• INSTRUCTION: Pictures stay out of the copy; set down each line of the listing below exactly.

::::::::::

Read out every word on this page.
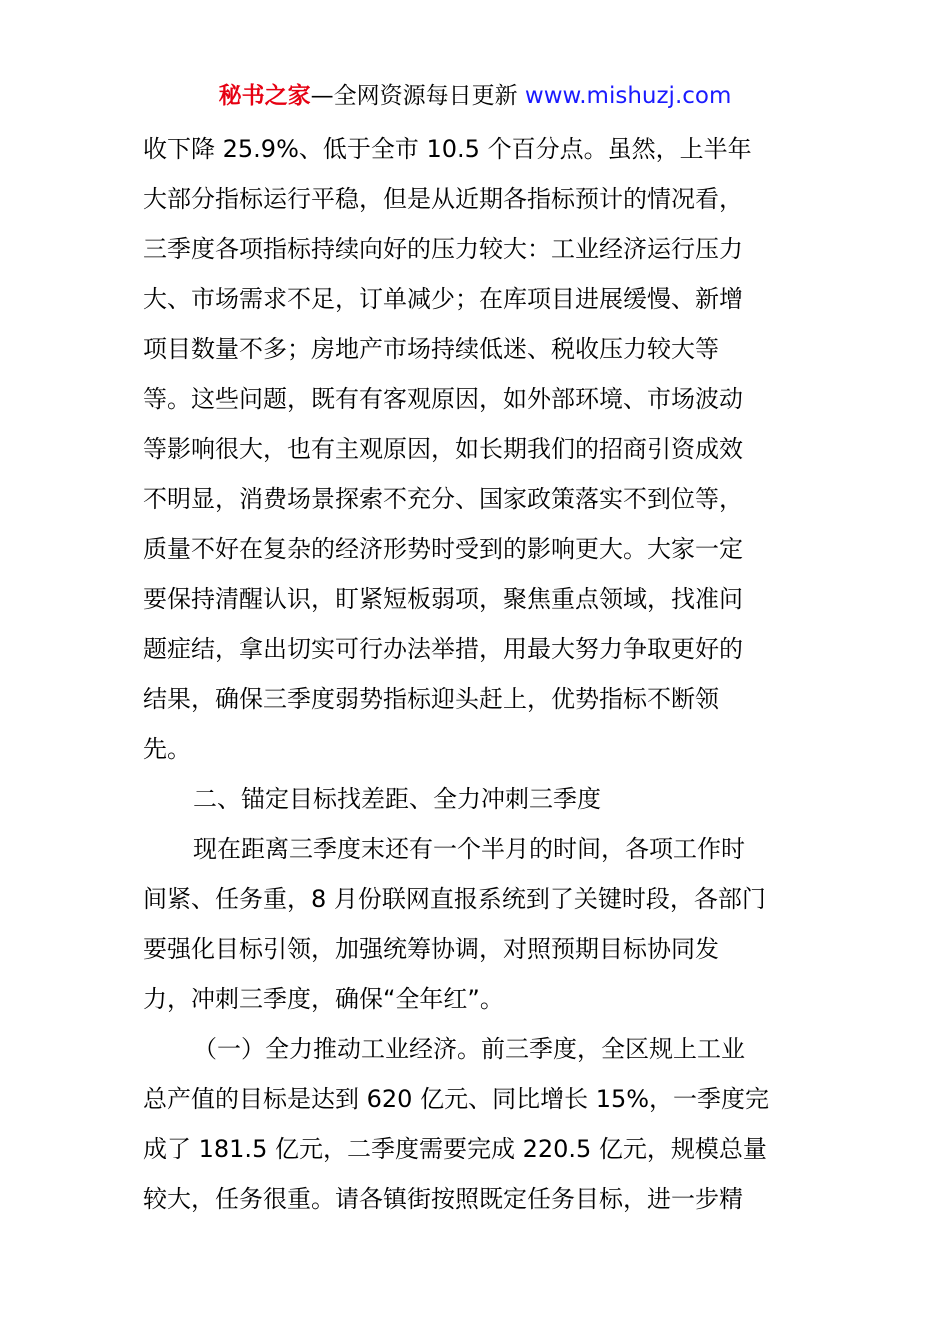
秘书之家—全网资源每日更新 www.mishuzj.com
收下降 25.9%、低于全市 10.5 个百分点。虽然，上半年
大部分指标运行平稳，但是从近期各指标预计的情况看，
三季度各项指标持续向好的压力较大：工业经济运行压力
大、市场需求不足，订单减少；在库项目进展缓慢、新增
项目数量不多；房地产市场持续低迷、税收压力较大等
等。这些问题，既有有客观原因，如外部环境、市场波动
等影响很大，也有主观原因，如长期我们的招商引资成效
不明显，消费场景探索不充分、国家政策落实不到位等，
质量不好在复杂的经济形势时受到的影响更大。大家一定
要保持清醒认识，盯紧短板弱项，聚焦重点领域，找准问
题症结，拿出切实可行办法举措，用最大努力争取更好的
结果，确保三季度弱势指标迎头赶上，优势指标不断领
先。
二、锚定目标找差距、全力冲刺三季度
现在距离三季度末还有一个半月的时间，各项工作时
间紧、任务重，8 月份联网直报系统到了关键时段，各部门
要强化目标引领，加强统筹协调，对照预期目标协同发
力，冲刺三季度，确保“全年红”。
（一）全力推动工业经济。前三季度，全区规上工业
总产值的目标是达到 620 亿元、同比增长 15%，一季度完
成了 181.5 亿元，二季度需要完成 220.5 亿元，规模总量
较大，任务很重。请各镇街按照既定任务目标，进一步精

::::::::::

• FINAL RESULT:
Read out every word on this page.
秘书之家—全网资源每日更新 www.mishuzj.com
收下降 25.9%、低于全市 10.5 个百分点。虽然，上半年
大部分指标运行平稳，但是从近期各指标预计的情况看，
三季度各项指标持续向好的压力较大：工业经济运行压力
大、市场需求不足，订单减少；在库项目进展缓慢、新增
项目数量不多；房地产市场持续低迷、税收压力较大等
等。这些问题，既有有客观原因，如外部环境、市场波动
等影响很大，也有主观原因，如长期我们的招商引资成效
不明显，消费场景探索不充分、国家政策落实不到位等，
质量不好在复杂的经济形势时受到的影响更大。大家一定
要保持清醒认识，盯紧短板弱项，聚焦重点领域，找准问
题症结，拿出切实可行办法举措，用最大努力争取更好的
结果，确保三季度弱势指标迎头赶上，优势指标不断领
先。
二、锚定目标找差距、全力冲刺三季度
现在距离三季度末还有一个半月的时间，各项工作时
间紧、任务重，8 月份联网直报系统到了关键时段，各部门
要强化目标引领，加强统筹协调，对照预期目标协同发
力，冲刺三季度，确保“全年红”。
（一）全力推动工业经济。前三季度，全区规上工业
总产值的目标是达到 620 亿元、同比增长 15%，一季度完
成了 181.5 亿元，二季度需要完成 220.5 亿元，规模总量
较大，任务很重。请各镇街按照既定任务目标，进一步精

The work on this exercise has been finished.